■ Short problem: Take the records underneath and set them down exactly.

■ Source records:
◇ ◇ ◇

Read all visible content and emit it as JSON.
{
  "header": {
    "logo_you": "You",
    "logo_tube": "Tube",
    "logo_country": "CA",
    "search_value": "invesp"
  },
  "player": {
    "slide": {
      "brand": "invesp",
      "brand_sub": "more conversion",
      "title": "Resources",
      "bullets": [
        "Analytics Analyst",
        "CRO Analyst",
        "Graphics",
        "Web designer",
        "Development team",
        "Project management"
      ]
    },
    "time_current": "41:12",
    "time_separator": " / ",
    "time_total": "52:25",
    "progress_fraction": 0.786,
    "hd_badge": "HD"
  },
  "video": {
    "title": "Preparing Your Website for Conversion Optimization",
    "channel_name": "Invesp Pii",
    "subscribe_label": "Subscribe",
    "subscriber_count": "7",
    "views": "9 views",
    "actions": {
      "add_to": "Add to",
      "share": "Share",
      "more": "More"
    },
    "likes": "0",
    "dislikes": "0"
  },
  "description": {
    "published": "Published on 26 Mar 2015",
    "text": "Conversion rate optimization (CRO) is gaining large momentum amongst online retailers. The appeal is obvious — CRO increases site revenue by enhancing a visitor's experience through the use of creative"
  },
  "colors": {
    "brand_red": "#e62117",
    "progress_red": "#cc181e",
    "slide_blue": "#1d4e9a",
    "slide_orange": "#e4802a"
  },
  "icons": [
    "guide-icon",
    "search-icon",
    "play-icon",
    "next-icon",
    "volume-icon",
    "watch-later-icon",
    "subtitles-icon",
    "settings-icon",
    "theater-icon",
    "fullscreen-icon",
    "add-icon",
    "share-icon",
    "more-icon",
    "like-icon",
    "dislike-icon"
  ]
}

◇ ◇ ◇

■ Full answer:
Read all visible content and emit it as JSON.
{
  "header": {
    "logo_you": "You",
    "logo_tube": "Tube",
    "logo_country": "CA",
    "search_value": "invesp"
  },
  "player": {
    "slide": {
      "brand": "invesp",
      "brand_sub": "more conversion",
      "title": "Resources",
      "bullets": [
        "Analytics Analyst",
        "CRO Analyst",
        "Graphics",
        "Web designer",
        "Development team",
        "Project management"
      ]
    },
    "time_current": "41:12",
    "time_separator": " / ",
    "time_total": "52:25",
    "progress_fraction": 0.786,
    "hd_badge": "HD"
  },
  "video": {
    "title": "Preparing Your Website for Conversion Optimization",
    "channel_name": "Invesp Pii",
    "subscribe_label": "Subscribe",
    "subscriber_count": "7",
    "views": "9 views",
    "actions": {
      "add_to": "Add to",
      "share": "Share",
      "more": "More"
    },
    "likes": "0",
    "dislikes": "0"
  },
  "description": {
    "published": "Published on 26 Mar 2015",
    "text": "Conversion rate optimization (CRO) is gaining large momentum amongst online retailers. The appeal is obvious — CRO increases site revenue by enhancing a visitor's experience through the use of creative"
  },
  "colors": {
    "brand_red": "#e62117",
    "progress_red": "#cc181e",
    "slide_blue": "#1d4e9a",
    "slide_orange": "#e4802a"
  },
  "icons": [
    "guide-icon",
    "search-icon",
    "play-icon",
    "next-icon",
    "volume-icon",
    "watch-later-icon",
    "subtitles-icon",
    "settings-icon",
    "theater-icon",
    "fullscreen-icon",
    "add-icon",
    "share-icon",
    "more-icon",
    "like-icon",
    "dislike-icon"
  ]
}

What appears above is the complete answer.